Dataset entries

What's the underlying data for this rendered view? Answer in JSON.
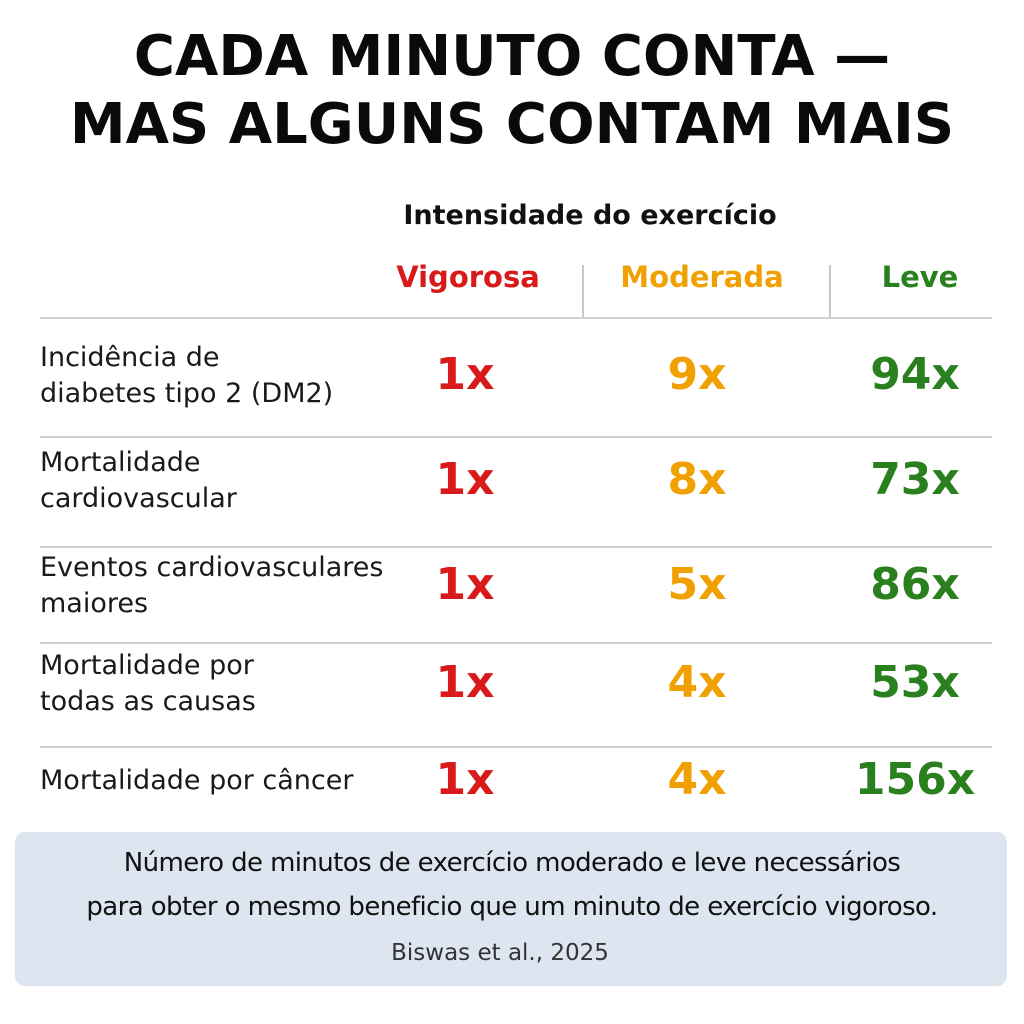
{
  "title": {
    "line1": "CADA MINUTO CONTA —",
    "line2": "MAS ALGUNS CONTAM MAIS"
  },
  "subtitle": "Intensidade do exercício",
  "columns": [
    {
      "label": "Vigorosa",
      "color": "#d91a1a"
    },
    {
      "label": "Moderada",
      "color": "#f0a000"
    },
    {
      "label": "Leve",
      "color": "#2a7f1e"
    }
  ],
  "rows": [
    {
      "line1": "Incidência de",
      "line2": "diabetes tipo 2 (DM2)",
      "values": [
        "1x",
        "9x",
        "94x"
      ]
    },
    {
      "line1": "Mortalidade",
      "line2": "cardiovascular",
      "values": [
        "1x",
        "8x",
        "73x"
      ]
    },
    {
      "line1": "Eventos cardiovasculares",
      "line2": "maiores",
      "values": [
        "1x",
        "5x",
        "86x"
      ]
    },
    {
      "line1": "Mortalidade por",
      "line2": "todas as causas",
      "values": [
        "1x",
        "4x",
        "53x"
      ]
    },
    {
      "line1": "Mortalidade por câncer",
      "line2": "",
      "values": [
        "1x",
        "4x",
        "156x"
      ]
    }
  ],
  "footer": {
    "line1": "Número de minutos de exercício moderado e leve necessários",
    "line2": "para obter o mesmo beneficio que um minuto de exercício vigoroso.",
    "citation": "Biswas et al., 2025"
  }
}
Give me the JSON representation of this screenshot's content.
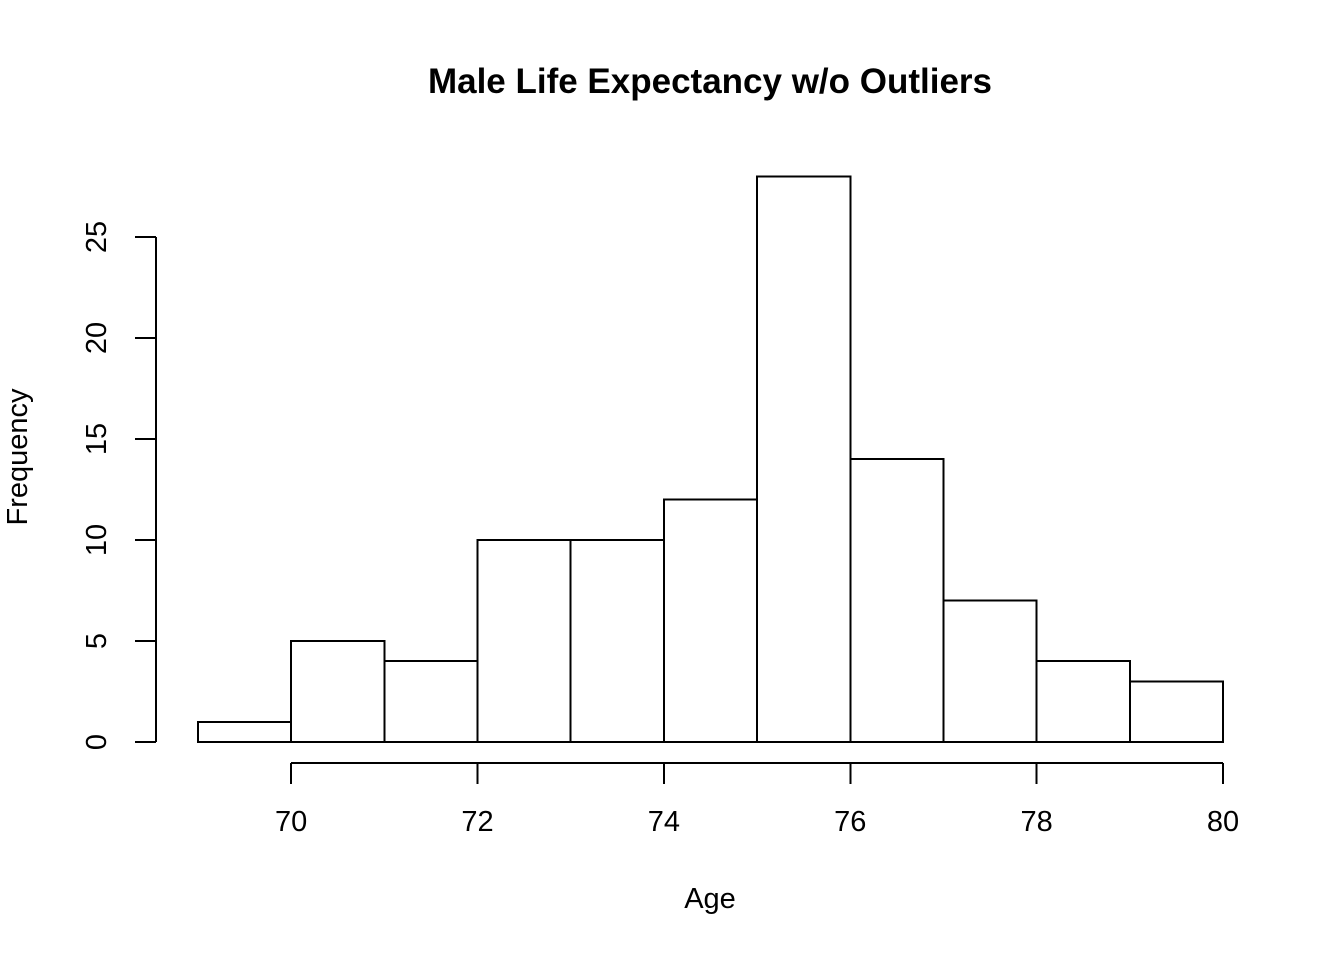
{
  "chart_data": {
    "type": "bar",
    "chart_kind": "histogram",
    "title": "Male Life Expectancy w/o Outliers",
    "xlabel": "Age",
    "ylabel": "Frequency",
    "bin_edges": [
      69,
      70,
      71,
      72,
      73,
      74,
      75,
      76,
      77,
      78,
      79,
      80
    ],
    "values": [
      1,
      5,
      4,
      10,
      10,
      12,
      28,
      14,
      7,
      4,
      3
    ],
    "x_ticks": [
      70,
      72,
      74,
      76,
      78,
      80
    ],
    "y_ticks": [
      0,
      5,
      10,
      15,
      20,
      25
    ],
    "xlim": [
      69,
      80
    ],
    "ylim": [
      0,
      28
    ],
    "grid": false,
    "bar_fill": "#ffffff",
    "line_color": "#000000",
    "background": "#ffffff"
  }
}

Instructions for the task - Begin with the line containing "Give me the" and end with the final line of the data, printing those lines exactly and only; pictures are left out.

Exercise result -
Give me the JSON representation of this screenshot's content.
{
  "chart_data": {
    "type": "bar",
    "chart_kind": "histogram",
    "title": "Male Life Expectancy w/o Outliers",
    "xlabel": "Age",
    "ylabel": "Frequency",
    "bin_edges": [
      69,
      70,
      71,
      72,
      73,
      74,
      75,
      76,
      77,
      78,
      79,
      80
    ],
    "values": [
      1,
      5,
      4,
      10,
      10,
      12,
      28,
      14,
      7,
      4,
      3
    ],
    "x_ticks": [
      70,
      72,
      74,
      76,
      78,
      80
    ],
    "y_ticks": [
      0,
      5,
      10,
      15,
      20,
      25
    ],
    "xlim": [
      69,
      80
    ],
    "ylim": [
      0,
      28
    ],
    "grid": false,
    "bar_fill": "#ffffff",
    "line_color": "#000000",
    "background": "#ffffff"
  }
}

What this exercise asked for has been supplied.